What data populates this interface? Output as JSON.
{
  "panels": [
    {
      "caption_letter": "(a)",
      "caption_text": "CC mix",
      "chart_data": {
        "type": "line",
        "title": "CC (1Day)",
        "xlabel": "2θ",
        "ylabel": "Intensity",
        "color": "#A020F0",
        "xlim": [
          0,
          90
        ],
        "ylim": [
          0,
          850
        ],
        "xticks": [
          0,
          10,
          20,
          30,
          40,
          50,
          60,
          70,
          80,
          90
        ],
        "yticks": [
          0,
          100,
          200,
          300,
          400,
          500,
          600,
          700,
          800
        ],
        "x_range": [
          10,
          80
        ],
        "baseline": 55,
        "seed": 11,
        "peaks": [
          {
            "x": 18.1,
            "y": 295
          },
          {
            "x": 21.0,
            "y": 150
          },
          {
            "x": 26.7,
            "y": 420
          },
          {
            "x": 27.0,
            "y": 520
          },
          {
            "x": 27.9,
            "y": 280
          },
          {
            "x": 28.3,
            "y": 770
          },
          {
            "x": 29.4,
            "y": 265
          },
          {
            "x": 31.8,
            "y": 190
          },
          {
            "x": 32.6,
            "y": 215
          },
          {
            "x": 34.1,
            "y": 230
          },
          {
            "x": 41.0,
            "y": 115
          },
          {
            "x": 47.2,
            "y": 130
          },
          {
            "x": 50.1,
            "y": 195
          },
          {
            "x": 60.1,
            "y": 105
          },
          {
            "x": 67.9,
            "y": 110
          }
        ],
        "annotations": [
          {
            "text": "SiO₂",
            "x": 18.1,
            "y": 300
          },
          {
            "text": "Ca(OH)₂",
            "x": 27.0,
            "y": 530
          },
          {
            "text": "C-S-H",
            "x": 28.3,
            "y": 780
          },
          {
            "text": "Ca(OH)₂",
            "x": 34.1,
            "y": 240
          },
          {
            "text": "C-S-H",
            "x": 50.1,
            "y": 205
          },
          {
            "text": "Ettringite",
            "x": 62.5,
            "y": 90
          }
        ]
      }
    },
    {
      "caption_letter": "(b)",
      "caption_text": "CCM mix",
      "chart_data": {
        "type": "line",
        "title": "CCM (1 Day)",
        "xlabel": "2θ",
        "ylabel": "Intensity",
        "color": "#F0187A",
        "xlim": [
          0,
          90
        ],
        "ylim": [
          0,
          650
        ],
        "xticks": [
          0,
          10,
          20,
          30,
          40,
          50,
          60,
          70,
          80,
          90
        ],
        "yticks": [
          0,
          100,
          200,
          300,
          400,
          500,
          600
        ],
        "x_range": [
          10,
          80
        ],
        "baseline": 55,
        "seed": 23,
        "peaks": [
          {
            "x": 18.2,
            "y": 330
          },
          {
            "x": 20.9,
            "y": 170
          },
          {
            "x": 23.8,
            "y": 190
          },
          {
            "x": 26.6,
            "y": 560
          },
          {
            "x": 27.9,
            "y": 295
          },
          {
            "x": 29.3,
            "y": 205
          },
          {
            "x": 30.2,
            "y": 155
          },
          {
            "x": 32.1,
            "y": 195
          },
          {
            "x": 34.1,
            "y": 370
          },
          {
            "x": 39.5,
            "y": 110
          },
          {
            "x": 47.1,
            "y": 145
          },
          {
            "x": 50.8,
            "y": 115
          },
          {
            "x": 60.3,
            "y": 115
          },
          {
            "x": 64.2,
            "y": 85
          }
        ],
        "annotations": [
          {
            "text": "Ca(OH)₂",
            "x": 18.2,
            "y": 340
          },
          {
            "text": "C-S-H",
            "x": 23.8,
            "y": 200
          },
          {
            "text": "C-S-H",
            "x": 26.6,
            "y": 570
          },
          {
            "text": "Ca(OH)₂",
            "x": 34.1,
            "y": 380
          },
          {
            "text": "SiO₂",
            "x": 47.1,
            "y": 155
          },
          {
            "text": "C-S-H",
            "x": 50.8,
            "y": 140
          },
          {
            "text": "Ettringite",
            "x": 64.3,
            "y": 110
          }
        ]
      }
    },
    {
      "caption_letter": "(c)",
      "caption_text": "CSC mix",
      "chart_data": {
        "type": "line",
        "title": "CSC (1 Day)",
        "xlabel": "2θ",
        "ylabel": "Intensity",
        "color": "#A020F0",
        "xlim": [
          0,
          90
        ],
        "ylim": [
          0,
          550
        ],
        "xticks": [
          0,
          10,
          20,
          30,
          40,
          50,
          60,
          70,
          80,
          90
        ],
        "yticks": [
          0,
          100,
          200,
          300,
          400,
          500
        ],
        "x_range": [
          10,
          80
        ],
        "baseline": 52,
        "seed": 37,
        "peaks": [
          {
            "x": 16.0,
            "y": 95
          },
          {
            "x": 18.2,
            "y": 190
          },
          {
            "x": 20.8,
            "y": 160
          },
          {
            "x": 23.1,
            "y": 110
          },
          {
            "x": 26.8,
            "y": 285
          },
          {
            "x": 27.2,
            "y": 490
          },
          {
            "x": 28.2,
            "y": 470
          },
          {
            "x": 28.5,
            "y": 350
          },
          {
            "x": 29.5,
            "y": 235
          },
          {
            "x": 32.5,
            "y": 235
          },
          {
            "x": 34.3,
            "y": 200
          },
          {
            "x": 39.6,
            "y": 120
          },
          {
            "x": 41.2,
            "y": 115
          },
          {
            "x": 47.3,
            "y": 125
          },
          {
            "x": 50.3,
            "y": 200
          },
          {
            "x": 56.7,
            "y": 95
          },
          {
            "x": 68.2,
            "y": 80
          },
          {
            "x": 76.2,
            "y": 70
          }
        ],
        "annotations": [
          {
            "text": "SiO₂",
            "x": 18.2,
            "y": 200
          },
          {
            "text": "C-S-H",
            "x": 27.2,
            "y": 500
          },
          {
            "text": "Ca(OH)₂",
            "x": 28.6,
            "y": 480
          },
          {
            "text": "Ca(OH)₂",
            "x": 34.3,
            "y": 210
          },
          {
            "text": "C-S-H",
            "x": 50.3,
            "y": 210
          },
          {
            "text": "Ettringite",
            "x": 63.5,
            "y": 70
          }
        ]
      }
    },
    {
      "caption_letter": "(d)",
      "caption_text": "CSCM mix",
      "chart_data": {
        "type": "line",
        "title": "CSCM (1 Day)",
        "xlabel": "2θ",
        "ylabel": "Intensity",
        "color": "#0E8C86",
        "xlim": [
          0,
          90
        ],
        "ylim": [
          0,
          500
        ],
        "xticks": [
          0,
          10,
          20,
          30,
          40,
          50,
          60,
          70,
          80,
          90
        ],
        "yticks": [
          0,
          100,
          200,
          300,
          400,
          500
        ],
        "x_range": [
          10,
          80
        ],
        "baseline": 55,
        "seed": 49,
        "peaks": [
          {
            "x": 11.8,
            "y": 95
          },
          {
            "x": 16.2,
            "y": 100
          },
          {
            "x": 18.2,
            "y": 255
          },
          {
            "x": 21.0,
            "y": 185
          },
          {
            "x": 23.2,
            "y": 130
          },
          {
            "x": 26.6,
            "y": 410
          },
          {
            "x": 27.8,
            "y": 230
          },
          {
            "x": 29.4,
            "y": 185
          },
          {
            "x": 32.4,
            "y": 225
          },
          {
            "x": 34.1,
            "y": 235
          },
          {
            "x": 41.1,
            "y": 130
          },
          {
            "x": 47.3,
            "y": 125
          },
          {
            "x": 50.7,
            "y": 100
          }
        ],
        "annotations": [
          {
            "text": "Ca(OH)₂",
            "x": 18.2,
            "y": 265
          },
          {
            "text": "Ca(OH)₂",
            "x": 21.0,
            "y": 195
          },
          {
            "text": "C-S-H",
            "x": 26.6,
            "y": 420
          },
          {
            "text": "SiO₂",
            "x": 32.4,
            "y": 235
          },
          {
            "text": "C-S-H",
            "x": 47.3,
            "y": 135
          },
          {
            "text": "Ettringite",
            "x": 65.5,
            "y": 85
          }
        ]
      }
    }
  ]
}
════
Aim of the exercise. Each line that contains the string "title" counts once; report how many such lines the entries have, giving only the number.

Written solution. 4